_Excerpted data:_
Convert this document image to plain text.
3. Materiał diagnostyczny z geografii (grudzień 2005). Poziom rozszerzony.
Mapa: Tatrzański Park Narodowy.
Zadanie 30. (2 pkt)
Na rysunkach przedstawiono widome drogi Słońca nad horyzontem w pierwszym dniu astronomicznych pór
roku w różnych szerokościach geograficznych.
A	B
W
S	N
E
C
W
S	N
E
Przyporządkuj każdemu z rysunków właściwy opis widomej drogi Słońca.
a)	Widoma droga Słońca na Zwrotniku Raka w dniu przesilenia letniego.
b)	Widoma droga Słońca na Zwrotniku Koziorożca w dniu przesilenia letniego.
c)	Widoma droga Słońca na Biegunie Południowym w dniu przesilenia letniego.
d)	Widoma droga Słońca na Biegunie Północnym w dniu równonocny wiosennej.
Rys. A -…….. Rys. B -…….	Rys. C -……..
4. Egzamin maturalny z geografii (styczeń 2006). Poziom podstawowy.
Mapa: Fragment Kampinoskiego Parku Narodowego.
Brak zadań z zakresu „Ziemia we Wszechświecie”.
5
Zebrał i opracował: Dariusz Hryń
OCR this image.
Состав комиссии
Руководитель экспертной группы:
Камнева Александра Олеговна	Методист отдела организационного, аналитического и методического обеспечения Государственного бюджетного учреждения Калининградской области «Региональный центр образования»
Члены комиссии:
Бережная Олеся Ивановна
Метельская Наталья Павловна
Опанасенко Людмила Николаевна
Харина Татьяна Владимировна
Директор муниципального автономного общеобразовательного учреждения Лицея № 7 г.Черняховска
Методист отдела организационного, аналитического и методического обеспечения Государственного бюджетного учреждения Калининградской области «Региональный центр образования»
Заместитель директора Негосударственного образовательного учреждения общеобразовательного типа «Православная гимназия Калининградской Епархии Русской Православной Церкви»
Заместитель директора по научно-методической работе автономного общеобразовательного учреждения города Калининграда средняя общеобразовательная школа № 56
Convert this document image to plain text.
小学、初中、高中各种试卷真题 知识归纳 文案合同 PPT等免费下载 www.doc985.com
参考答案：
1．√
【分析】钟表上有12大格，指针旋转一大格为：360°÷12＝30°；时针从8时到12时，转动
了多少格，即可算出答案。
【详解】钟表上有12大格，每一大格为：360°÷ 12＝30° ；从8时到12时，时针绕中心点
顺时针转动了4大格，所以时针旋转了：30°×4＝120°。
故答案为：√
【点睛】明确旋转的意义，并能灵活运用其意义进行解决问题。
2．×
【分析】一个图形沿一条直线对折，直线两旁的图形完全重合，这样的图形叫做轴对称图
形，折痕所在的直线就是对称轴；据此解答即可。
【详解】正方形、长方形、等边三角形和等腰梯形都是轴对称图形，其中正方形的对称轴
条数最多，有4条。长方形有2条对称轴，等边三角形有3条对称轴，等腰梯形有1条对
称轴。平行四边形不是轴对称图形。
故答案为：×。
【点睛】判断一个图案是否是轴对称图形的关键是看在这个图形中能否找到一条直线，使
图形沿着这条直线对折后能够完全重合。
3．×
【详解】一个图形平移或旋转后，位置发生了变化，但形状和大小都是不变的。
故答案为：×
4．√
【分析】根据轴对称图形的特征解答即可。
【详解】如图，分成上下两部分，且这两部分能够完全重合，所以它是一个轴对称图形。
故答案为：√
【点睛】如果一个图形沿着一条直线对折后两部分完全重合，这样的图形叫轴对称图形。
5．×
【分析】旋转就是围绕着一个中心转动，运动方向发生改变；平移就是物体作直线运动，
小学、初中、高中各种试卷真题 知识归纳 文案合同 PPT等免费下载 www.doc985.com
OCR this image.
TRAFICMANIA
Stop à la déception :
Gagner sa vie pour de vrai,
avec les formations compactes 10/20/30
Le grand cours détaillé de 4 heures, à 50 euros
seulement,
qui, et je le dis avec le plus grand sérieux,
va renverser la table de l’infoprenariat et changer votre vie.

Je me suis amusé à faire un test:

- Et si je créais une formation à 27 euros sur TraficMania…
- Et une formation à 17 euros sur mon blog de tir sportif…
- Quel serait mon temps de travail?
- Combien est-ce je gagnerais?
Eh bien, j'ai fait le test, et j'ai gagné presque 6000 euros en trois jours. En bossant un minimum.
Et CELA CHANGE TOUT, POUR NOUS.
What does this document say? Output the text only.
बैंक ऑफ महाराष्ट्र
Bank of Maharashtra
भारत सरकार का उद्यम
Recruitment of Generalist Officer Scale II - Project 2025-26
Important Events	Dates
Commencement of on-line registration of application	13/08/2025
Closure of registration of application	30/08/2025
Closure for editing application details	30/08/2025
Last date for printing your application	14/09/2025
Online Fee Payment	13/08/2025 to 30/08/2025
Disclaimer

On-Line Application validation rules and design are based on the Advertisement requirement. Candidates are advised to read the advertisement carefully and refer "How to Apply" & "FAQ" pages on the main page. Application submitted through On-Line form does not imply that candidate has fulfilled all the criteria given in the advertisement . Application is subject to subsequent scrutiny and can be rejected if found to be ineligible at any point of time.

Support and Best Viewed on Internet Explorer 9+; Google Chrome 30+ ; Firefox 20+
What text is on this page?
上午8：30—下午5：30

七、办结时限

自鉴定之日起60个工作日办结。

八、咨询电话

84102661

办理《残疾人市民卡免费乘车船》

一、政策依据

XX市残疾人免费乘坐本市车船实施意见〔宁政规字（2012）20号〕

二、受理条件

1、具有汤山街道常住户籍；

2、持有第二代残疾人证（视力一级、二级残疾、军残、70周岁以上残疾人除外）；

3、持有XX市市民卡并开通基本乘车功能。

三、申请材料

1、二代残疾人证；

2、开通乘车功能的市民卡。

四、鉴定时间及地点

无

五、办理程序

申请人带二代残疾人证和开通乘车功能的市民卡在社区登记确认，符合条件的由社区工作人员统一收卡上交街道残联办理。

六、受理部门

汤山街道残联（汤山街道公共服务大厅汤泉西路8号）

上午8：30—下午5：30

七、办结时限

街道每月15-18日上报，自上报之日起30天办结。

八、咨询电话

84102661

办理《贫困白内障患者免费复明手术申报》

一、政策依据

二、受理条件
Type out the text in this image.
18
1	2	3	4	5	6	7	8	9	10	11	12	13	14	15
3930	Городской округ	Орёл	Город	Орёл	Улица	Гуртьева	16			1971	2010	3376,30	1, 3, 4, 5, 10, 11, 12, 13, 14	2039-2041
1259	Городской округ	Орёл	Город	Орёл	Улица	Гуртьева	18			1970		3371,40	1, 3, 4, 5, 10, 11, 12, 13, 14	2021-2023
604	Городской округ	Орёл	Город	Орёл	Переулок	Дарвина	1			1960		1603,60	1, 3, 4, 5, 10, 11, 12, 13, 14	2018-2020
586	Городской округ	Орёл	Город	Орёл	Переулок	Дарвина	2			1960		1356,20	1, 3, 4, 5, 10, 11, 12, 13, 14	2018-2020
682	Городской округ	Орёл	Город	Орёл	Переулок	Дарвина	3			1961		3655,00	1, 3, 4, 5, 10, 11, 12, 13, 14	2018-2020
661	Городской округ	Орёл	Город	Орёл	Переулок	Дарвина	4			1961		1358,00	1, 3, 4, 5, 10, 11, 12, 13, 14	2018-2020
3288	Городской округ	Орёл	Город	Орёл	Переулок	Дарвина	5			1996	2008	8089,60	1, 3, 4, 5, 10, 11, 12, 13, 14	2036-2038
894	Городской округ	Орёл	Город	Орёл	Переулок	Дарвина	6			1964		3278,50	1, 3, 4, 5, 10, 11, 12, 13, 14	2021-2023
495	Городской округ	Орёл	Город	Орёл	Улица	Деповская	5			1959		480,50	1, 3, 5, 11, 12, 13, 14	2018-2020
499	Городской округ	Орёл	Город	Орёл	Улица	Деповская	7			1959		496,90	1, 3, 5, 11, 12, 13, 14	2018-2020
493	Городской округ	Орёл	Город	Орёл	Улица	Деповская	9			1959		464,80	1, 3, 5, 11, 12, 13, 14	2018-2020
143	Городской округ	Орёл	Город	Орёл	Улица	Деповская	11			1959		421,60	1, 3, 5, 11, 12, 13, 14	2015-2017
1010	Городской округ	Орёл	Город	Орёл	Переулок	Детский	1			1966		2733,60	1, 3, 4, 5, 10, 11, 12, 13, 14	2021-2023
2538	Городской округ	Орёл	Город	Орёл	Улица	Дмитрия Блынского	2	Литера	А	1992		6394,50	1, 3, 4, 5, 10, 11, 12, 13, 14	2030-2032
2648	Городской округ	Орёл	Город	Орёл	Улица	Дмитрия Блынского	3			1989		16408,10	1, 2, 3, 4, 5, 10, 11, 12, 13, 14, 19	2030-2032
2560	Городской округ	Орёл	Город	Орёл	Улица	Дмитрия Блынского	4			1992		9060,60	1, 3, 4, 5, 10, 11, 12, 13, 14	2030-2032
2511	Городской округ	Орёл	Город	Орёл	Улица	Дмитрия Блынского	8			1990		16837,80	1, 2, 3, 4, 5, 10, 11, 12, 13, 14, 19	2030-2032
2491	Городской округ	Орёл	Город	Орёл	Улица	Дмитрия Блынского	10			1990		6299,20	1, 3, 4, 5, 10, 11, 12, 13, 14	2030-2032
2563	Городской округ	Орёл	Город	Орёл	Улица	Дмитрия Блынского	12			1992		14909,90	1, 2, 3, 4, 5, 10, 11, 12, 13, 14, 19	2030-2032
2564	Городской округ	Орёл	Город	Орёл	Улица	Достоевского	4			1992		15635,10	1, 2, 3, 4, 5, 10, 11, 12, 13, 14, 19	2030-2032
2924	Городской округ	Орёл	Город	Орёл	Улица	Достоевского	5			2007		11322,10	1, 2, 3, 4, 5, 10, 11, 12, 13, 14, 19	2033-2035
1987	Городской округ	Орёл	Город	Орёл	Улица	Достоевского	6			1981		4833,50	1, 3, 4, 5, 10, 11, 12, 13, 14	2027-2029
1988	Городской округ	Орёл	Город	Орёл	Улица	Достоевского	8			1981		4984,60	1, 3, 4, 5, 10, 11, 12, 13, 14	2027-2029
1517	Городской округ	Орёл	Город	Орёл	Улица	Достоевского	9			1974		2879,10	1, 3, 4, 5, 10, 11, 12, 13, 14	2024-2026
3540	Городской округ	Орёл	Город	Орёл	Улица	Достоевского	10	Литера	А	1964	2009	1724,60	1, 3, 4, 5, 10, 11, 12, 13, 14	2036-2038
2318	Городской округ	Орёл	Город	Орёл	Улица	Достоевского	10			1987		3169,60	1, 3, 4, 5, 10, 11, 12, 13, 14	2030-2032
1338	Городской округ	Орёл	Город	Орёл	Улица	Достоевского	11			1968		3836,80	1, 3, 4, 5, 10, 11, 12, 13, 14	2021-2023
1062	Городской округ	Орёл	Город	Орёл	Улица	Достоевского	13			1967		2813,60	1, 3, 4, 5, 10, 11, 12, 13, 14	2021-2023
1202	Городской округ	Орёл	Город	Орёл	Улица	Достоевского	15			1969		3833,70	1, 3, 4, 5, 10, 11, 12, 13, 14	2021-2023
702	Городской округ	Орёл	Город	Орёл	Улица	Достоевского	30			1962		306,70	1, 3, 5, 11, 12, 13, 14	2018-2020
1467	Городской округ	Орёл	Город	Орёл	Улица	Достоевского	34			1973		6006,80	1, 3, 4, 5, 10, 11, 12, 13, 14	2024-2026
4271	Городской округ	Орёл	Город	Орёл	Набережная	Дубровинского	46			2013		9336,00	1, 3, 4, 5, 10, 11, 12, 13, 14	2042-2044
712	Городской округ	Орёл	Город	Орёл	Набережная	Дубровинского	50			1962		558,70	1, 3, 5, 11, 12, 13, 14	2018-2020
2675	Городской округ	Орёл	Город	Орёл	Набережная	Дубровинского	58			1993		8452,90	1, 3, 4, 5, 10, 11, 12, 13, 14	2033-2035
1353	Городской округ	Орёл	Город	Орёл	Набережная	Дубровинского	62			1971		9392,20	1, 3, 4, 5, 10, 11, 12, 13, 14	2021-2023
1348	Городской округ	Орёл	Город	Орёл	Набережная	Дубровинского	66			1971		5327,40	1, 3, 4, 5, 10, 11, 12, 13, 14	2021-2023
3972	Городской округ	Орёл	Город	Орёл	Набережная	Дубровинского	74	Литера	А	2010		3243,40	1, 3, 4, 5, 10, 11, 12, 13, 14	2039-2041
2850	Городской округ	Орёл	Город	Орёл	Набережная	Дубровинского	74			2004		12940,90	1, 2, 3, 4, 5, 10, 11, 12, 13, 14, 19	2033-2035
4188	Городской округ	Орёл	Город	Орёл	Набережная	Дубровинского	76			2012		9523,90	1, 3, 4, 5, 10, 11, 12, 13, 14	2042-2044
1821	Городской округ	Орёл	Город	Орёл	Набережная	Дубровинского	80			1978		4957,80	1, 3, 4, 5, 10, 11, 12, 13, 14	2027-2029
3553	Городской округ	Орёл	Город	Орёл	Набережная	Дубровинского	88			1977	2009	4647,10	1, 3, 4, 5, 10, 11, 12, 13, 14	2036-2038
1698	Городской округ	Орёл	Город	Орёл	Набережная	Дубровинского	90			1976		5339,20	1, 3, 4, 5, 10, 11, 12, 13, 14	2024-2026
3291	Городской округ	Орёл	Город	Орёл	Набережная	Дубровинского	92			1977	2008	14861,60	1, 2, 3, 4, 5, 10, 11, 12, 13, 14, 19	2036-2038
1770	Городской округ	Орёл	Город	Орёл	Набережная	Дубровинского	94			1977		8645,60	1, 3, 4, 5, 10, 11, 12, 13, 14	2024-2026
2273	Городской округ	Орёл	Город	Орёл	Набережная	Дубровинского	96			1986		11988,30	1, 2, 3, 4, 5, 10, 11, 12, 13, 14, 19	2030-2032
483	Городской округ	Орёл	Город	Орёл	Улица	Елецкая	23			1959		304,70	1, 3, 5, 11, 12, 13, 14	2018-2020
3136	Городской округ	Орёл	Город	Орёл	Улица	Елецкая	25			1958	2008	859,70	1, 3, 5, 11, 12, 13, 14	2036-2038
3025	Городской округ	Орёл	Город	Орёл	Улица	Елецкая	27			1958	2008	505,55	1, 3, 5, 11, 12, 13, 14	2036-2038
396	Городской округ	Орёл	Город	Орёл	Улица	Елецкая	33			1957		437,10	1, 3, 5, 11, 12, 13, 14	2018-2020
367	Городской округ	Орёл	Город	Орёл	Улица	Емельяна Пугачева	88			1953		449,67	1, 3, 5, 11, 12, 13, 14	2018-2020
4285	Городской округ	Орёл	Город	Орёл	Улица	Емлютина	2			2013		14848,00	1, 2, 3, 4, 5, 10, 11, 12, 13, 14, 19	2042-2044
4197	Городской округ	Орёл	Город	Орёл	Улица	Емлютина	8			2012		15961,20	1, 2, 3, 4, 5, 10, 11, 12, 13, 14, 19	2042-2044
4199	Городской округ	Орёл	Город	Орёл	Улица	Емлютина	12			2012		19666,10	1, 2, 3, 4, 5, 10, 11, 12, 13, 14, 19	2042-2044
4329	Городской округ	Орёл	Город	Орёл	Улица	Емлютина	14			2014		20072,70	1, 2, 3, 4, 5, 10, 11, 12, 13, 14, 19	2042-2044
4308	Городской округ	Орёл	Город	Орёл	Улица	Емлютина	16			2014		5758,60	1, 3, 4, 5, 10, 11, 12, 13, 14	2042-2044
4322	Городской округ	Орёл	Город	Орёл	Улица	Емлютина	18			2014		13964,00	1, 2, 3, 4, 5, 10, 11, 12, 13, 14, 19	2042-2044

_Requirements:_ From the entries above, extract each line containing "drogi".

_Written solution:_
Na rysunkach przedstawiono widome drogi Słońca nad horyzontem w pierwszym dniu astronomicznych pór
Przyporządkuj każdemu z rysunków właściwy opis widomej drogi Słońca.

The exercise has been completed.